- **What you will do**:
The entries below are to be transcribed in full, without their images.

- **Extracted material**:
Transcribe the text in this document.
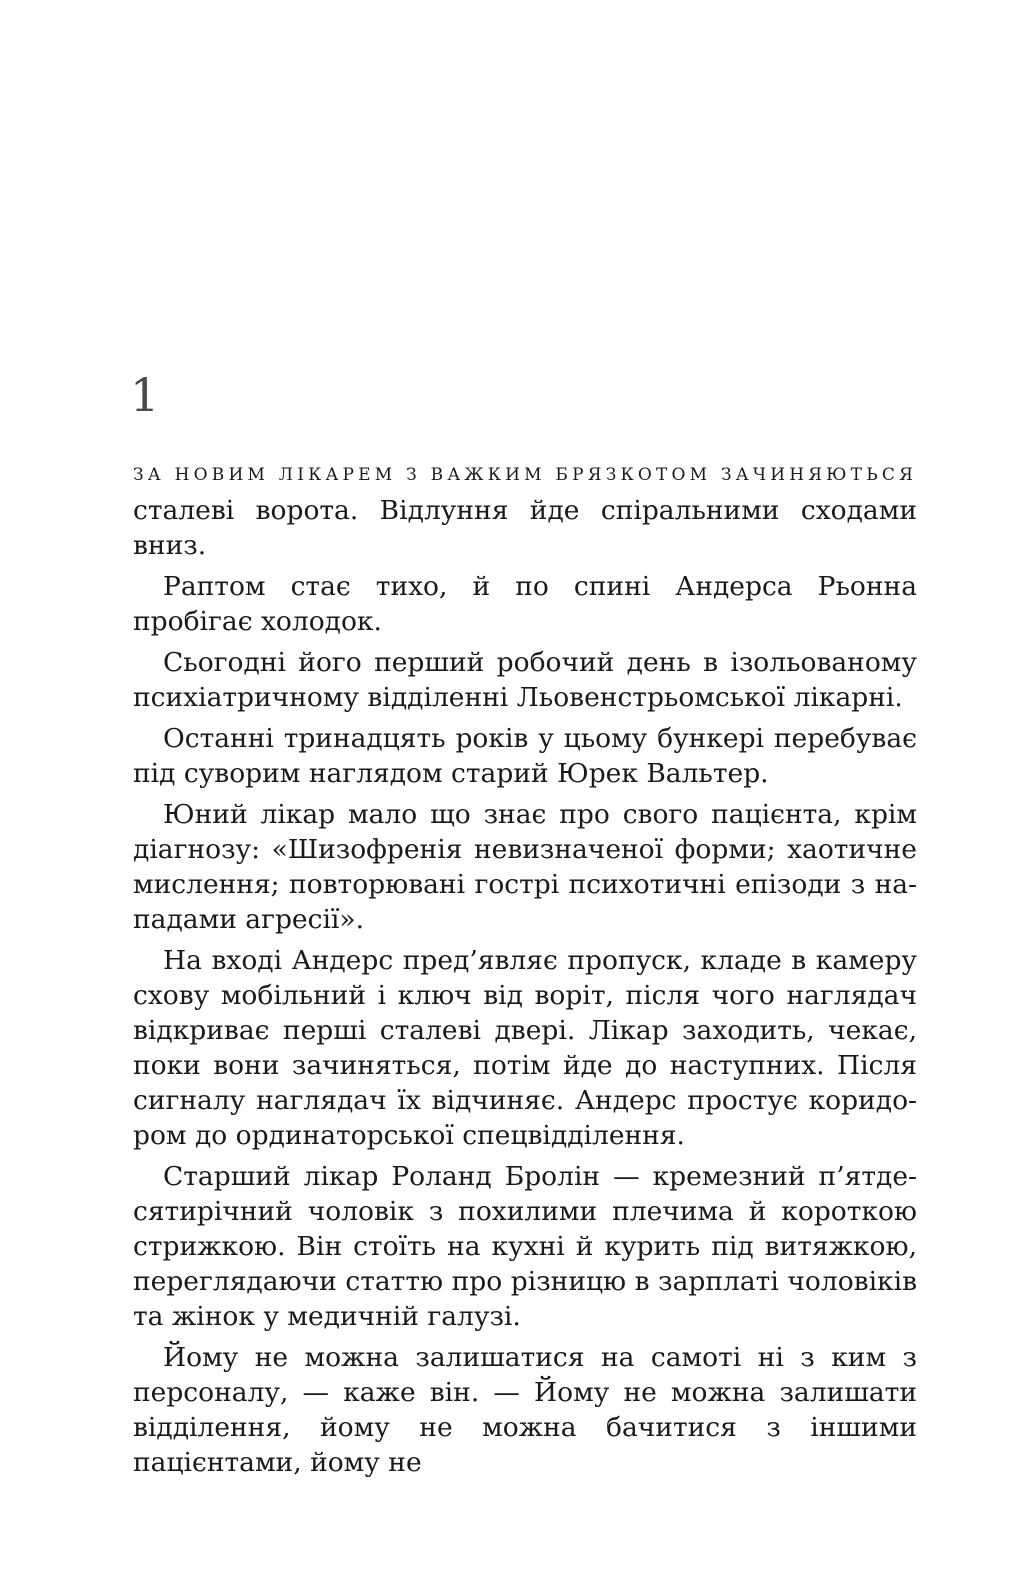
1

ЗА НОВИМ ЛІКАРЕМ З ВАЖКИМ БРЯЗКОТОМ ЗАЧИНЯЮТЬСЯ
сталеві ворота. Відлуння йде спіральними сходами вниз.

Раптом стає тихо, й по спині Андерса Рьонна пробігає холодок.

Сьогодні його перший робочий день в ізольованому психіатричному відділенні Льовенстрьомської лікарні.

Останні тринадцять років у цьому бункері перебуває під суворим наглядом старий Юрек Вальтер.

Юний лікар мало що знає про свого пацієнта, крім діагнозу: «Шизофренія невизначеної форми; хаотичне мислення; повторювані гострі психотичні епізоди з нападами агресії».

На вході Андерс пред’являє пропуск, кладе в камеру схову мобільний і ключ від воріт, після чого наглядач відкриває перші сталеві двері. Лікар заходить, чекає, поки вони зачиняться, потім йде до наступних. Після сигналу наглядач їх відчиняє. Андерс простує коридором до ординаторської спецвідділення.

Старший лікар Роланд Бролін — кремезний п’ятдесятирічний чоловік з похилими плечима й короткою стрижкою. Він стоїть на кухні й курить під витяжкою, переглядаючи статтю про різницю в зарплаті чоловіків та жінок у медичній галузі.

Йому не можна залишатися на самоті ні з ким з персоналу, — каже він. — Йому не можна залишати відділення, йому не можна бачитися з іншими пацієнтами, йому не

- **Response to this exercise**:
Transcribe the text in this document.
1

ЗА НОВИМ ЛІКАРЕМ З ВАЖКИМ БРЯЗКОТОМ ЗАЧИНЯЮТЬСЯ
сталеві ворота. Відлуння йде спіральними сходами вниз.

Раптом стає тихо, й по спині Андерса Рьонна пробігає холодок.

Сьогодні його перший робочий день в ізольованому психіатричному відділенні Льовенстрьомської лікарні.

Останні тринадцять років у цьому бункері перебуває під суворим наглядом старий Юрек Вальтер.

Юний лікар мало що знає про свого пацієнта, крім діагнозу: «Шизофренія невизначеної форми; хаотичне мислення; повторювані гострі психотичні епізоди з нападами агресії».

На вході Андерс пред’являє пропуск, кладе в камеру схову мобільний і ключ від воріт, після чого наглядач відкриває перші сталеві двері. Лікар заходить, чекає, поки вони зачиняться, потім йде до наступних. Після сигналу наглядач їх відчиняє. Андерс простує коридором до ординаторської спецвідділення.

Старший лікар Роланд Бролін — кремезний п’ятдесятирічний чоловік з похилими плечима й короткою стрижкою. Він стоїть на кухні й курить під витяжкою, переглядаючи статтю про різницю в зарплаті чоловіків та жінок у медичній галузі.

Йому не можна залишатися на самоті ні з ким з персоналу, — каже він. — Йому не можна залишати відділення, йому не можна бачитися з іншими пацієнтами, йому не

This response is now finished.